Reply with one number: how many lines contain the word "orang".
....
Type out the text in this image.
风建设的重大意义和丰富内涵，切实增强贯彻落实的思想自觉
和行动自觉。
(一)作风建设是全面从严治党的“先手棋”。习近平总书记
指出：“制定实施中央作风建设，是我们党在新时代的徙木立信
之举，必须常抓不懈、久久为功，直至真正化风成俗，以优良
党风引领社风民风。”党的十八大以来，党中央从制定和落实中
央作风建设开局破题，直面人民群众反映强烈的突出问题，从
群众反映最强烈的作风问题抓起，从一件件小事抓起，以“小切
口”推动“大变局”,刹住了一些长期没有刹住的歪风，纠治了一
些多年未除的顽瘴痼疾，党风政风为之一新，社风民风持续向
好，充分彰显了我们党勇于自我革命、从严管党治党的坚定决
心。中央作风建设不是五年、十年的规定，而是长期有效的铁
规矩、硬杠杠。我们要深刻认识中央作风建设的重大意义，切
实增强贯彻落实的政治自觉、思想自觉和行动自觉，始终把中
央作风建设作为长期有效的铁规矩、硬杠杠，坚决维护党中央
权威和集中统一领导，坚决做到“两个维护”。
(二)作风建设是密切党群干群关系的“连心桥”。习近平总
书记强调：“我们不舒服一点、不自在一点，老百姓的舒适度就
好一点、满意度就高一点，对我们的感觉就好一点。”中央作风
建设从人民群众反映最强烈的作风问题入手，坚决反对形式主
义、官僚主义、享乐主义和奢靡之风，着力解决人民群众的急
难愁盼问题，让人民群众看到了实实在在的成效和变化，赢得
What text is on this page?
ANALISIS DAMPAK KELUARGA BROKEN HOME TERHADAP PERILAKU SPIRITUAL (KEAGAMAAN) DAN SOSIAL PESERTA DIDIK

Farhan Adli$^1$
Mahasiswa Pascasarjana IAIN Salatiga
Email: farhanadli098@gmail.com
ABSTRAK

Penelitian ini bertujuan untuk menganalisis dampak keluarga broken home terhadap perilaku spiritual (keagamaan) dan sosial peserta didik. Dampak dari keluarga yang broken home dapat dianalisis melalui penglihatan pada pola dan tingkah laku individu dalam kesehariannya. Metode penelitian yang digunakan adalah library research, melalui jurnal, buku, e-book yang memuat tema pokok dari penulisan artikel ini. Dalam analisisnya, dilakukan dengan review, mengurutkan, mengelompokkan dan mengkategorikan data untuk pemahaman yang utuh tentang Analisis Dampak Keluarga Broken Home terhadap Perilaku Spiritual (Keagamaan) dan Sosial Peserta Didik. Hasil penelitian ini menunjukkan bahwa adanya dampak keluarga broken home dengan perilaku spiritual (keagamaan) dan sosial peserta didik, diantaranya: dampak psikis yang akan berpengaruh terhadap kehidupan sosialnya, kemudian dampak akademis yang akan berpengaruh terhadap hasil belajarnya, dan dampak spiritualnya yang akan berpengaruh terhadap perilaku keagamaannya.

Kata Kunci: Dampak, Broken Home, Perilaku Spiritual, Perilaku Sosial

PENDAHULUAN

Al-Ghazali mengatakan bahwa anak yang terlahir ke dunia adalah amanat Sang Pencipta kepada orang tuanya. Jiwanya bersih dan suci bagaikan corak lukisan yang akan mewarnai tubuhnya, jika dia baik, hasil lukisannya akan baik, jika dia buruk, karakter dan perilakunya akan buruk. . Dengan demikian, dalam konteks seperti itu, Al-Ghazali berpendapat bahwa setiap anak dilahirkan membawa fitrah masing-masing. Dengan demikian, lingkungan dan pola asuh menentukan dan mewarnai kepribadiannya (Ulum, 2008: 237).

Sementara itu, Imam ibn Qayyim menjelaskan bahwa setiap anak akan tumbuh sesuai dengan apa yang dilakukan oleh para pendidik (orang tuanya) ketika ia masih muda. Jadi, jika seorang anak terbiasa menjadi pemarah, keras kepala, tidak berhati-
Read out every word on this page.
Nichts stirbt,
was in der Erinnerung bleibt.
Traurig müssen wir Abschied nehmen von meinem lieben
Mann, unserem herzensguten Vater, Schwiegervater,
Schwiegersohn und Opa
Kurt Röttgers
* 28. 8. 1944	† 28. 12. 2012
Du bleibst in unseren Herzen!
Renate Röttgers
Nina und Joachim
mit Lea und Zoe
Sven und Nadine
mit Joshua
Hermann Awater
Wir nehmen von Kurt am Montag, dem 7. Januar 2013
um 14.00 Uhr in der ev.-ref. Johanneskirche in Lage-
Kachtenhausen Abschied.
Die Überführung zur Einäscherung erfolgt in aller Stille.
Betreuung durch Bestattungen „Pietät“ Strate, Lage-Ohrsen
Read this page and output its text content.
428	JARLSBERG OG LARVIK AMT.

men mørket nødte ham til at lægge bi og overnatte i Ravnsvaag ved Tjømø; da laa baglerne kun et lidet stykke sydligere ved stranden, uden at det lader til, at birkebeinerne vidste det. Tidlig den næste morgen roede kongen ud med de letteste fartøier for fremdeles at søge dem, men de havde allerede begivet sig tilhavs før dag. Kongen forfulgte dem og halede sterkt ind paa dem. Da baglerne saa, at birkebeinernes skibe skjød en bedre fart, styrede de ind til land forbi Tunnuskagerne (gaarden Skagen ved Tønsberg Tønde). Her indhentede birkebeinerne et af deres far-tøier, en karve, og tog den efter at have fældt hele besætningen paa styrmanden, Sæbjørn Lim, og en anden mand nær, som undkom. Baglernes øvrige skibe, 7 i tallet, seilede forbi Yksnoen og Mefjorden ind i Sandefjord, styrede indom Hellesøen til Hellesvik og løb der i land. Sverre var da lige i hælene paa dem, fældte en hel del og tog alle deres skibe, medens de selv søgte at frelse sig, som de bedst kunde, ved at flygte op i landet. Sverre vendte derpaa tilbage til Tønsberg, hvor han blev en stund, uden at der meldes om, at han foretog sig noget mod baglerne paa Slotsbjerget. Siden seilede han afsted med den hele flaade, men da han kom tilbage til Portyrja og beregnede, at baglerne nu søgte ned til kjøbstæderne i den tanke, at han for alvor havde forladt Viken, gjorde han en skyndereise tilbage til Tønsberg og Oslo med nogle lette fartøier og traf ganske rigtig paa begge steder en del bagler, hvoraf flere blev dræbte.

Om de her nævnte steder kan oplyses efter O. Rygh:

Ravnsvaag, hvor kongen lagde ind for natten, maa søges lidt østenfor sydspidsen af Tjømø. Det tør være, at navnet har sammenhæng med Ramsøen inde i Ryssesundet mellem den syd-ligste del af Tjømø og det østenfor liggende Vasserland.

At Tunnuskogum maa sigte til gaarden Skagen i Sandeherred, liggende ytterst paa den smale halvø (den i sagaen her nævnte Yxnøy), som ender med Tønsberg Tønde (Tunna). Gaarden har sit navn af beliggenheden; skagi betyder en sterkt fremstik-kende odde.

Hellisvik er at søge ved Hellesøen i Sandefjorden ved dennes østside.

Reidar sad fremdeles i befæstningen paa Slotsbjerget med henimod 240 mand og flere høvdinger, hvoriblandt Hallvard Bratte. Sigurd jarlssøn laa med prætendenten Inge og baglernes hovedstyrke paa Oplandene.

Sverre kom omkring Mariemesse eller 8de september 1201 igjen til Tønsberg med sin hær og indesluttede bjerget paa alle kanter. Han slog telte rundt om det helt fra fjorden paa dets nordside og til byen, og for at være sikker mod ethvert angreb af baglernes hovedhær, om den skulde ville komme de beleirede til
....
▶ _COMPLETE ANSWER_: 2